Alle Ausgaben / 2017 Material von Jörg Zink

Vom Ursprung im Wasser

Von Jörg Zink

Vom Wasser spricht Jesus als vom Element unserer Herkunft, und er spricht bei Johannes immer wieder von ihm. Was will er damit andeuten? (…)
Die Heilung eines Gelähmten findet bei Johannes am Wasser des Teiches Betesda statt. Als Jesus einen Blinden heilt, sagt er ihm, er solle seine Augen in der Quelle Schiloach waschen. Den verängstigten Jüngern in ihrem Boot erscheint Jesus auf dem Wasser gehend. Auf der Hochzeit zu Kana wandelt sich das Wasser in Wein. Immer wieder spielt das Wasser eine zentrale Rolle in den Geschichten des Johannes bis hin zu der schwebenden Atmosphäre jenes frühen Morgens am See, in der Jesus als der aus dem Tod Erstandene seinen Jüngern erscheint. Was ist denn „Wasser“, wenn es so wichtig ist? Was empfinden wir, wenn wir es sehen, wenn vor uns Meer ist, wenn wir durch den Regen wandern, wenn wir Wolken aufsteigen sehen? Was regt es in unserer Seele an?
Das Wasser hat viele Gestalten. Es erscheint als Quelle, als Bach, als Fluss, als See und Meer. Als Wolke, als Nebel, als Schnee und Eis. Es fließt durch die Adern von Pflanzen und Tieren. Es löst sich auf in der Luft und wird zu unsichtbarer Feuchtigkeit. Es liegt als Tau auf den Gräsern. Es heilt als Moorsee oder Schwefelquelle. Es hat keine bleibende Gestalt.

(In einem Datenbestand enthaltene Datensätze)
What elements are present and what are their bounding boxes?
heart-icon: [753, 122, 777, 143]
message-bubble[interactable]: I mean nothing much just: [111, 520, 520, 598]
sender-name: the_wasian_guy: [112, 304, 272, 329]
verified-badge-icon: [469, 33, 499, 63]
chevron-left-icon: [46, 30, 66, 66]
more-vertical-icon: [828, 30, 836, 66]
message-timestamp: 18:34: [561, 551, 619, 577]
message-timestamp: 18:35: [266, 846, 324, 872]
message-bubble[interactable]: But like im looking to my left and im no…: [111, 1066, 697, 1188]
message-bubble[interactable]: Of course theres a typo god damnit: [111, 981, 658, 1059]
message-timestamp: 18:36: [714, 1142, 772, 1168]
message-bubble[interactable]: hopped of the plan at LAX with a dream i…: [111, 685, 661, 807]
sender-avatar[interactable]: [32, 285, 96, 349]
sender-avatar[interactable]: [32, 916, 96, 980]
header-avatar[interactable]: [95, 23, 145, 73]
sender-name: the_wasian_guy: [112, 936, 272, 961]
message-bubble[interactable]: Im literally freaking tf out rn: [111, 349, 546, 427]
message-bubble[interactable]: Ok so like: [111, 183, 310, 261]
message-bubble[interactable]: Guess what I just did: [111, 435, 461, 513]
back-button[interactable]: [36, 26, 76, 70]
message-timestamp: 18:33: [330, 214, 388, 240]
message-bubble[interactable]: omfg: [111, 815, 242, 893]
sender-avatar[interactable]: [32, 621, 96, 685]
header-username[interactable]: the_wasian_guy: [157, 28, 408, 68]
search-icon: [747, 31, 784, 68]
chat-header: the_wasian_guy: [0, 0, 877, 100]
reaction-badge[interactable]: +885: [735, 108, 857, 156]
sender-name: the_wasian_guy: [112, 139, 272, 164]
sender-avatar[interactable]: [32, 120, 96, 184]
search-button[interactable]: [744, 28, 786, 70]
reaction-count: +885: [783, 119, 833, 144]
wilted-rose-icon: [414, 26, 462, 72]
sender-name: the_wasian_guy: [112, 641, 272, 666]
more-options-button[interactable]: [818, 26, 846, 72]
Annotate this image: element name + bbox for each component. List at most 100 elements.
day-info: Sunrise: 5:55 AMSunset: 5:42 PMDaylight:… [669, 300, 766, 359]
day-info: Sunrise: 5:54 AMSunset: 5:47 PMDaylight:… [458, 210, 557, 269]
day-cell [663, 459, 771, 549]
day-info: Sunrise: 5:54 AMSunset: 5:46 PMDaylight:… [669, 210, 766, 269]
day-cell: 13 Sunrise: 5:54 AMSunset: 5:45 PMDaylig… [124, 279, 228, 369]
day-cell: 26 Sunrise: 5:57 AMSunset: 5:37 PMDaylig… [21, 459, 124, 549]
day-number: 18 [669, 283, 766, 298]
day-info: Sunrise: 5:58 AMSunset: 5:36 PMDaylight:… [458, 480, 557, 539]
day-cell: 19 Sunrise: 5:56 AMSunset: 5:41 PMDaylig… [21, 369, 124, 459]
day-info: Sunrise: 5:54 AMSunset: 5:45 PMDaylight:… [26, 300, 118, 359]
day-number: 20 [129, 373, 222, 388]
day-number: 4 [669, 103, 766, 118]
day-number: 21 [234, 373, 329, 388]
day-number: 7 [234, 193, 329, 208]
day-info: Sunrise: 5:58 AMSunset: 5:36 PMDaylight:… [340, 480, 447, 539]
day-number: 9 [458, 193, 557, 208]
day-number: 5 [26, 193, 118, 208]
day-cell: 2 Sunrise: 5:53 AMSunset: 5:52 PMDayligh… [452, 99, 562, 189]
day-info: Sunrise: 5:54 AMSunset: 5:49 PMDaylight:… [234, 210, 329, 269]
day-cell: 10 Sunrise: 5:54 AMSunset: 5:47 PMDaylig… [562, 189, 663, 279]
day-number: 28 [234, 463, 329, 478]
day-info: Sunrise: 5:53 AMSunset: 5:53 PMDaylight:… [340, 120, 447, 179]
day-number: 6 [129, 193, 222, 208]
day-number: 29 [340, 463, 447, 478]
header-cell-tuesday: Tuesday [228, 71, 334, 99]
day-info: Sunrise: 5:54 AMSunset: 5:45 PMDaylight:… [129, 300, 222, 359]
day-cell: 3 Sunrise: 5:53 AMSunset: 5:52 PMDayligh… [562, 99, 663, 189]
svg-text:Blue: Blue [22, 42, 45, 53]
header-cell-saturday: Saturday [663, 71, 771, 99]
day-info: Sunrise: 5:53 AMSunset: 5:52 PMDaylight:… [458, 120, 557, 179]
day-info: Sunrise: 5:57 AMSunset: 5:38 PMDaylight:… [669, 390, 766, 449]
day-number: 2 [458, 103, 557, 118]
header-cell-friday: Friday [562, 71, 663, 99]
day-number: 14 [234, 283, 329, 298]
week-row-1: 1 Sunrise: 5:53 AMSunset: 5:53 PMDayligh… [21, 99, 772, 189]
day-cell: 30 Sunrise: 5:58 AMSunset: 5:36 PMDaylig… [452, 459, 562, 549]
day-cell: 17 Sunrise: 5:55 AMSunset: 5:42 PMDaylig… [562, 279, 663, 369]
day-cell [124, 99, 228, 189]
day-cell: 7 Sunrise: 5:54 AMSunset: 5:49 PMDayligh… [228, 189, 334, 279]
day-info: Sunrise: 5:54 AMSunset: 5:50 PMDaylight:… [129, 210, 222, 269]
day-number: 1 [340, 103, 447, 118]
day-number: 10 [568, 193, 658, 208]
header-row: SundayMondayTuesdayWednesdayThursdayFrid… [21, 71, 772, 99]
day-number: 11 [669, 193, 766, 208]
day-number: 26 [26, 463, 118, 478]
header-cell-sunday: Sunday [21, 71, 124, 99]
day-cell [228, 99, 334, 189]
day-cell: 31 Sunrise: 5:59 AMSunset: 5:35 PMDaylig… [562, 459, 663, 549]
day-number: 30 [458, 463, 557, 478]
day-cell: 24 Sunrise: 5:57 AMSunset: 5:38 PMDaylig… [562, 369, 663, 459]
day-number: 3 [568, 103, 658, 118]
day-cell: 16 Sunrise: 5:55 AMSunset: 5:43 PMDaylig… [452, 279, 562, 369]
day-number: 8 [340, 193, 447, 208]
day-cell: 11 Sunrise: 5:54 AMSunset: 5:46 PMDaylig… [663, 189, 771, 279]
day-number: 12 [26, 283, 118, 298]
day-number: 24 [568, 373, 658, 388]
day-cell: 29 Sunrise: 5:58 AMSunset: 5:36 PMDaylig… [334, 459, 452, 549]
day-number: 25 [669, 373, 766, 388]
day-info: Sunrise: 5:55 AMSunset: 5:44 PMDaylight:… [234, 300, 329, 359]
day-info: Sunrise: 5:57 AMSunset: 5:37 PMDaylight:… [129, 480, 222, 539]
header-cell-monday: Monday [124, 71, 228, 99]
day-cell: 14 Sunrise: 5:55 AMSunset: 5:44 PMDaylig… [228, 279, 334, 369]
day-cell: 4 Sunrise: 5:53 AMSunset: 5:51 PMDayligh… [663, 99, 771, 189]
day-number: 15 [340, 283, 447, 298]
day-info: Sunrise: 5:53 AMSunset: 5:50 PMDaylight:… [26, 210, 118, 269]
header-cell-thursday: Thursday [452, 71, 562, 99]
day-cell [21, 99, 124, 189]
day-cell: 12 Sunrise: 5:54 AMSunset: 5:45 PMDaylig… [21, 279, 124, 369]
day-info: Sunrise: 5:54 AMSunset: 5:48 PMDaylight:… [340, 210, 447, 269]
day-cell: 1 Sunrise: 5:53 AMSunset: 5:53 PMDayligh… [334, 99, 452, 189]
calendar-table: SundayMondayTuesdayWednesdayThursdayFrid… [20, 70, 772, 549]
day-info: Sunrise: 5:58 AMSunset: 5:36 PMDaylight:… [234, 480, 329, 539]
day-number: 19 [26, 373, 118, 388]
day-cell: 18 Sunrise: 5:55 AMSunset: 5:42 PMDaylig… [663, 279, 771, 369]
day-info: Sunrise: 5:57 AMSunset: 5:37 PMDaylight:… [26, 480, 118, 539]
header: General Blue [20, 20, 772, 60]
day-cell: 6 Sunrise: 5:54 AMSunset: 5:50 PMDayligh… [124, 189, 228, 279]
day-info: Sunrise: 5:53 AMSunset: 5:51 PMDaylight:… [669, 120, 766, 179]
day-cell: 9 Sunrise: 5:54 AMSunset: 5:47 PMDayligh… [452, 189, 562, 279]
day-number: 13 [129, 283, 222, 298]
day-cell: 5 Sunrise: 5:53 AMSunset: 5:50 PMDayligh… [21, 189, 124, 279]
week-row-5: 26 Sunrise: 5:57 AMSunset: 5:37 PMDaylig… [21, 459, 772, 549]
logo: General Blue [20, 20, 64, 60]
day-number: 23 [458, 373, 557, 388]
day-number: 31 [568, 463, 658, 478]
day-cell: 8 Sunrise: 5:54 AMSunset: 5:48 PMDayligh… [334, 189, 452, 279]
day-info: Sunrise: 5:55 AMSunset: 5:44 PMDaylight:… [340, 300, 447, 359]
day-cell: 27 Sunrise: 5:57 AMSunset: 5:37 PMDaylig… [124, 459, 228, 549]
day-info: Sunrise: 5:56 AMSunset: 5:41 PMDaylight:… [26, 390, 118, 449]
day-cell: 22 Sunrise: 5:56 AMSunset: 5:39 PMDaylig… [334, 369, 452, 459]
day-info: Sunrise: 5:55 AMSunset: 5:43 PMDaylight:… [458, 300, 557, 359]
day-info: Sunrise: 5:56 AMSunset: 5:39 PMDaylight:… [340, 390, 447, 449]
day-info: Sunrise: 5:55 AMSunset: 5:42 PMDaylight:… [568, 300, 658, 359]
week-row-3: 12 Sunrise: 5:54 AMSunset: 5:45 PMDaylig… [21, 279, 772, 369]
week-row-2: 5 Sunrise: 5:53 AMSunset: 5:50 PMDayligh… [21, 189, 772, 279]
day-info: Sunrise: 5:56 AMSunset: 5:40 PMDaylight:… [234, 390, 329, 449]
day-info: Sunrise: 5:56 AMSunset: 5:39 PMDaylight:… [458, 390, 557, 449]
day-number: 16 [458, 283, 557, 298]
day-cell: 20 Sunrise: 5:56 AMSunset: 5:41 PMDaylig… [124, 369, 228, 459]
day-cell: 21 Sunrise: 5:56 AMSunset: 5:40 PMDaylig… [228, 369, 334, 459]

# AUFGABEN
**1.** Fasse den Absatz „Das Wasser hat viele Gestalten“ aus dem Text über das Wasser als kurze Liste zusammen, ohne seine wesentlichen Angaben wegzulassen.
**2.** Bearbeite in den Datensätzen den Abschnitt vom Anfang bis einschließlich der Zeile mit „day-cell [663, 459, 771, 549]“, indem du „sender-name“ durch „author-name“ ersetzt und alles andere unverändert lässt. Gib nur diesen Abschnitt aus.
Zwischen den Datensätzen und dem Text über das Wasser besteht kein Zusammenhang.

# LÖSUNGEN
**1.**
- Das Wasser erscheint als Quelle, Bach, Fluss, See, Meer, Wolke, Nebel, Schnee und Eis.
- Es fließt durch die Adern von Pflanzen und Tieren.
- In der Luft löst es sich zu unsichtbarer Feuchtigkeit auf.
- Als Tau liegt es auf den Gräsern.
- Als Moorsee oder Schwefelquelle heilt es.
- Eine bleibende Gestalt hat es nicht.

**2.**
What elements are present and what are their bounding boxes?
heart-icon: [753, 122, 777, 143]
message-bubble[interactable]: I mean nothing much just: [111, 520, 520, 598]
author-name: the_wasian_guy: [112, 304, 272, 329]
verified-badge-icon: [469, 33, 499, 63]
chevron-left-icon: [46, 30, 66, 66]
more-vertical-icon: [828, 30, 836, 66]
message-timestamp: 18:34: [561, 551, 619, 577]
message-timestamp: 18:35: [266, 846, 324, 872]
message-bubble[interactable]: But like im looking to my left and im no…: [111, 1066, 697, 1188]
message-bubble[interactable]: Of course theres a typo god damnit: [111, 981, 658, 1059]
message-timestamp: 18:36: [714, 1142, 772, 1168]
message-bubble[interactable]: hopped of the plan at LAX with a dream i…: [111, 685, 661, 807]
sender-avatar[interactable]: [32, 285, 96, 349]
sender-avatar[interactable]: [32, 916, 96, 980]
header-avatar[interactable]: [95, 23, 145, 73]
author-name: the_wasian_guy: [112, 936, 272, 961]
message-bubble[interactable]: Im literally freaking tf out rn: [111, 349, 546, 427]
message-bubble[interactable]: Ok so like: [111, 183, 310, 261]
message-bubble[interactable]: Guess what I just did: [111, 435, 461, 513]
back-button[interactable]: [36, 26, 76, 70]
message-timestamp: 18:33: [330, 214, 388, 240]
message-bubble[interactable]: omfg: [111, 815, 242, 893]
sender-avatar[interactable]: [32, 621, 96, 685]
header-username[interactable]: the_wasian_guy: [157, 28, 408, 68]
search-icon: [747, 31, 784, 68]
chat-header: the_wasian_guy: [0, 0, 877, 100]
reaction-badge[interactable]: +885: [735, 108, 857, 156]
author-name: the_wasian_guy: [112, 139, 272, 164]
sender-avatar[interactable]: [32, 120, 96, 184]
search-button[interactable]: [744, 28, 786, 70]
reaction-count: +885: [783, 119, 833, 144]
wilted-rose-icon: [414, 26, 462, 72]
author-name: the_wasian_guy: [112, 641, 272, 666]
more-options-button[interactable]: [818, 26, 846, 72]
Annotate this image: element name + bbox for each component. List at most 100 elements.
day-info: Sunrise: 5:55 AMSunset: 5:42 PMDaylight:… [669, 300, 766, 359]
day-info: Sunrise: 5:54 AMSunset: 5:47 PMDaylight:… [458, 210, 557, 269]
day-cell [663, 459, 771, 549]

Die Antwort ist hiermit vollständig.